Records from a dataset:
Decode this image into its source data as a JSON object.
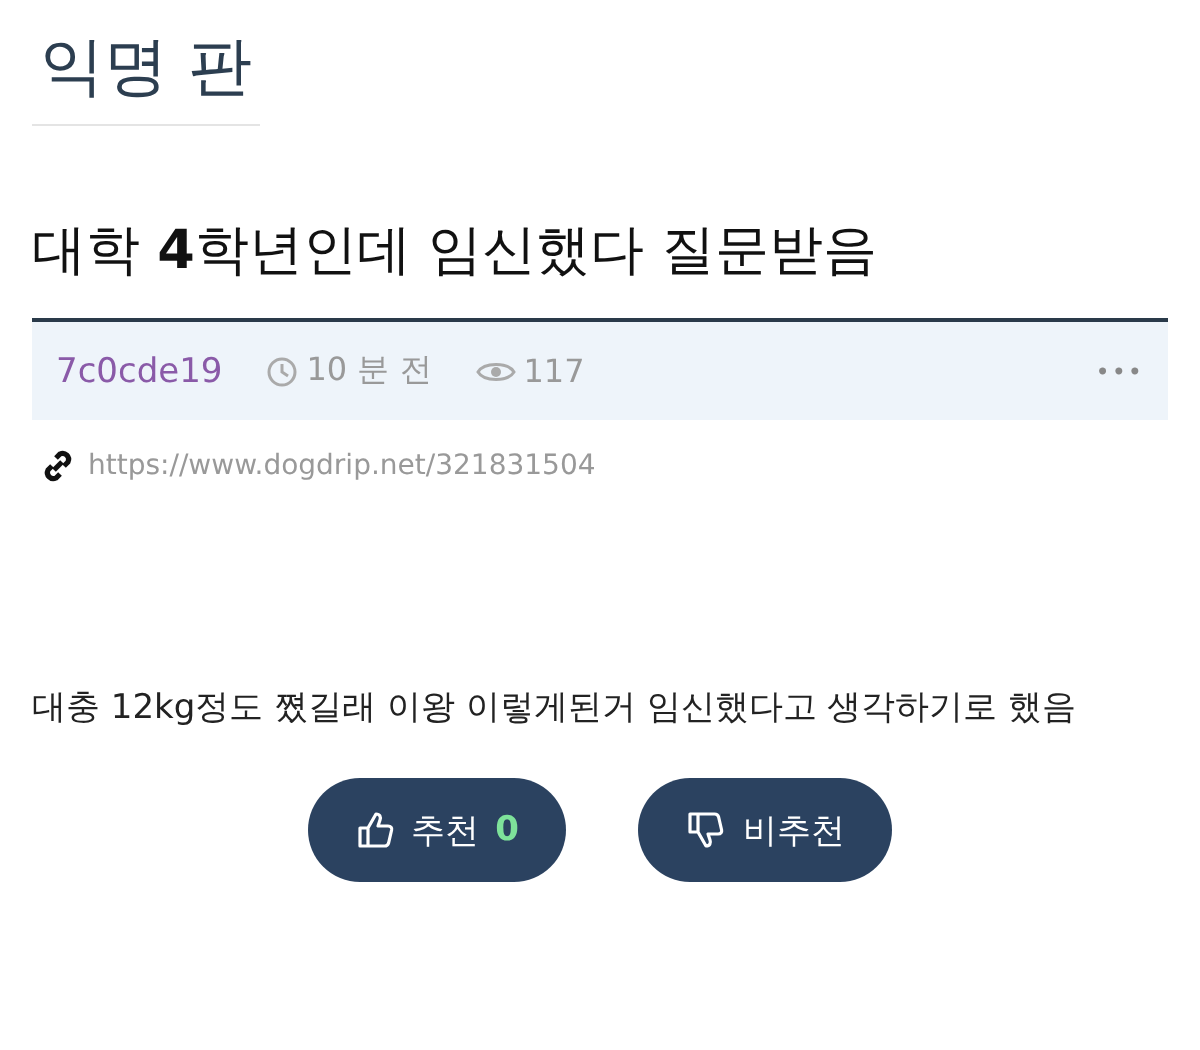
{
  "board": {
    "title": "익명 판"
  },
  "post": {
    "title": "대학 **4**학년인데 임신했다 질문받음",
    "author": "7c0cde19",
    "time": "10 분 전",
    "views": "117",
    "more": "•••",
    "url": "https://www.dogdrip.net/321831504",
    "body": "대충 12kg정도 쪘길래 이왕 이렇게된거 임신했다고 생각하기로 했음"
  },
  "votes": [
    {
      "kind": "up",
      "label": "추천",
      "count": "0"
    },
    {
      "kind": "down",
      "label": "비추천"
    }
  ]
}
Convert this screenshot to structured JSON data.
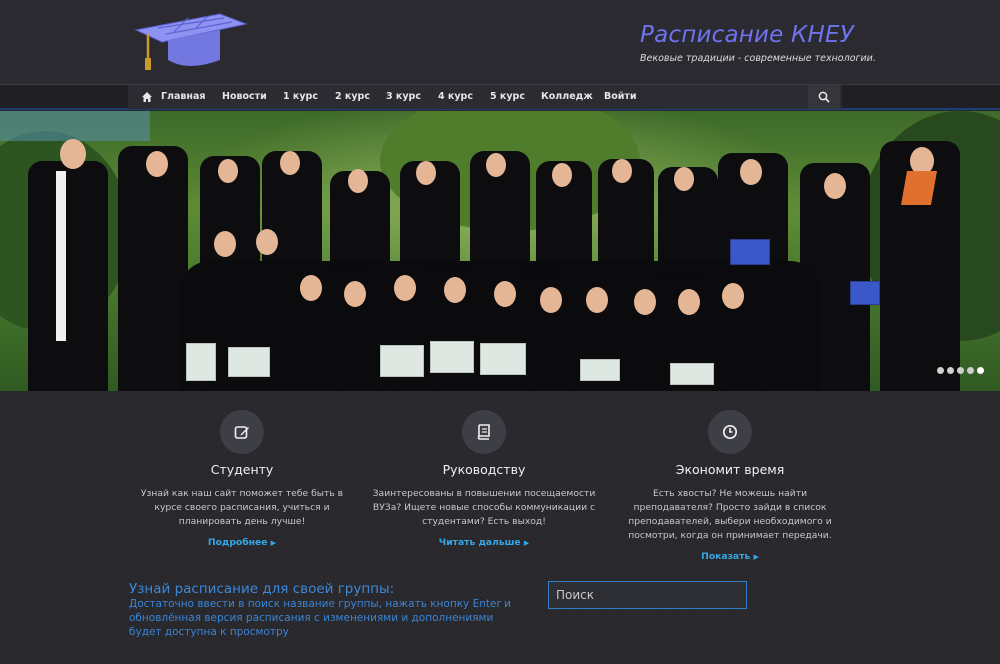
{
  "header": {
    "title": "Расписание КНЕУ",
    "tagline": "Вековые традиции - современные технологии.",
    "logo_icon": "graduation-cap-icon",
    "accent_color": "#6f73f0"
  },
  "nav": {
    "items": [
      {
        "label": "Главная",
        "icon": "home-icon"
      },
      {
        "label": "Новости"
      },
      {
        "label": "1 курс"
      },
      {
        "label": "2 курс"
      },
      {
        "label": "3 курс"
      },
      {
        "label": "4 курс"
      },
      {
        "label": "5 курс"
      },
      {
        "label": "Колледж"
      },
      {
        "label": "Войти"
      }
    ],
    "search_icon": "search-icon"
  },
  "slider": {
    "slide_count": 5,
    "active_slide": 5
  },
  "features": [
    {
      "icon": "edit-icon",
      "title": "Студенту",
      "text": "Узнай как наш сайт поможет тебе быть в курсе своего расписания, учиться и планировать день лучше!",
      "link": "Подробнее"
    },
    {
      "icon": "book-icon",
      "title": "Руководству",
      "text": "Заинтересованы в повышении посещаемости ВУЗа? Ищете новые способы коммуникации с студентами? Есть выход!",
      "link": "Читать дальше"
    },
    {
      "icon": "clock-icon",
      "title": "Экономит время",
      "text": "Есть хвосты? Не можешь найти преподавателя? Просто зайди в список преподавателей, выбери необходимого и посмотри, когда он принимает передачи.",
      "link": "Показать"
    }
  ],
  "schedule": {
    "title": "Узнай расписание для своей группы:",
    "text": "Достаточно ввести в поиск название группы, нажать кнопку Enter и обновлённая версия расписания с изменениями и дополнениями будет доступна к просмотру",
    "search_placeholder": "Поиск"
  },
  "colors": {
    "link": "#35a7e6",
    "schedule_text": "#3a85d6",
    "background": "#27272c"
  }
}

#### WORK TO COMPLETE:
In the listing, find each line with the string "Узнай" and copy it.

#### WRITTEN SOLUTION:
      "text": "Узнай как наш сайт поможет тебе быть в курсе своего расписания, учиться и планировать день лучше!",
    "title": "Узнай расписание для своей группы:",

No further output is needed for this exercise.